### WHAT YOU SHOULD DO
Copy the lines below word for word, starting with the first line and ending with the line that contains "mouse-cursor <box>466 382 480 402</box>", including that line.

##### EXERCISE MATERIALS

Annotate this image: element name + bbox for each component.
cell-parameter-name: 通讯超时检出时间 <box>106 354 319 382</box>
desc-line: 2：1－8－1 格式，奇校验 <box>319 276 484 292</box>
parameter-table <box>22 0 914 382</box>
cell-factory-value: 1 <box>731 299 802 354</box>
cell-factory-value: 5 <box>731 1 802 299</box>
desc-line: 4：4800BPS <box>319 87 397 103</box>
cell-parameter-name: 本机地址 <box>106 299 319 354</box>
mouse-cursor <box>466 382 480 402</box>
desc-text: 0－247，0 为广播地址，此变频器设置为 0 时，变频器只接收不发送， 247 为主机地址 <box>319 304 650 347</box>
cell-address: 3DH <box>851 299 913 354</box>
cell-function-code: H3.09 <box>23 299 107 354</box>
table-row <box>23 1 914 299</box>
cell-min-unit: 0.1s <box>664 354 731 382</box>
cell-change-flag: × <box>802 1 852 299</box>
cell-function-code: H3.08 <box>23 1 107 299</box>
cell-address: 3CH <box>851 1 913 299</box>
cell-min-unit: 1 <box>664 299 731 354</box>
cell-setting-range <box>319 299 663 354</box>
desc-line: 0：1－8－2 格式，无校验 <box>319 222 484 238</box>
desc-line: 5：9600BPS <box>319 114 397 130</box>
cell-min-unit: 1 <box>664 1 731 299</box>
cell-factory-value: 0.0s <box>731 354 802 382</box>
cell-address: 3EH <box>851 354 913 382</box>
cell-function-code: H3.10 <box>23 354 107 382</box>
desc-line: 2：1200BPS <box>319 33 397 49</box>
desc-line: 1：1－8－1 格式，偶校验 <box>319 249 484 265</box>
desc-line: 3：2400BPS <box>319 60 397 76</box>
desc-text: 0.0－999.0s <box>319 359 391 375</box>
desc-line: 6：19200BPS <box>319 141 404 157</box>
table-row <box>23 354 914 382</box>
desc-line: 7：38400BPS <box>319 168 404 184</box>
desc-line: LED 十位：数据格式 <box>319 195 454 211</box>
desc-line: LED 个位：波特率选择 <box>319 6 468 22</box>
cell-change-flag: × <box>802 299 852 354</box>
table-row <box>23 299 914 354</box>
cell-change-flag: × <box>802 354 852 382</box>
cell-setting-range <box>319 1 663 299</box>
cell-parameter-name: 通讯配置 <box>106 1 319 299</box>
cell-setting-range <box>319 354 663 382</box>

##########

### TASK OUTPUT
Annotate this image: element name + bbox for each component.
cell-parameter-name: 通讯超时检出时间 <box>106 354 319 382</box>
desc-line: 2：1－8－1 格式，奇校验 <box>319 276 484 292</box>
parameter-table <box>22 0 914 382</box>
cell-factory-value: 1 <box>731 299 802 354</box>
cell-factory-value: 5 <box>731 1 802 299</box>
desc-line: 4：4800BPS <box>319 87 397 103</box>
cell-parameter-name: 本机地址 <box>106 299 319 354</box>
mouse-cursor <box>466 382 480 402</box>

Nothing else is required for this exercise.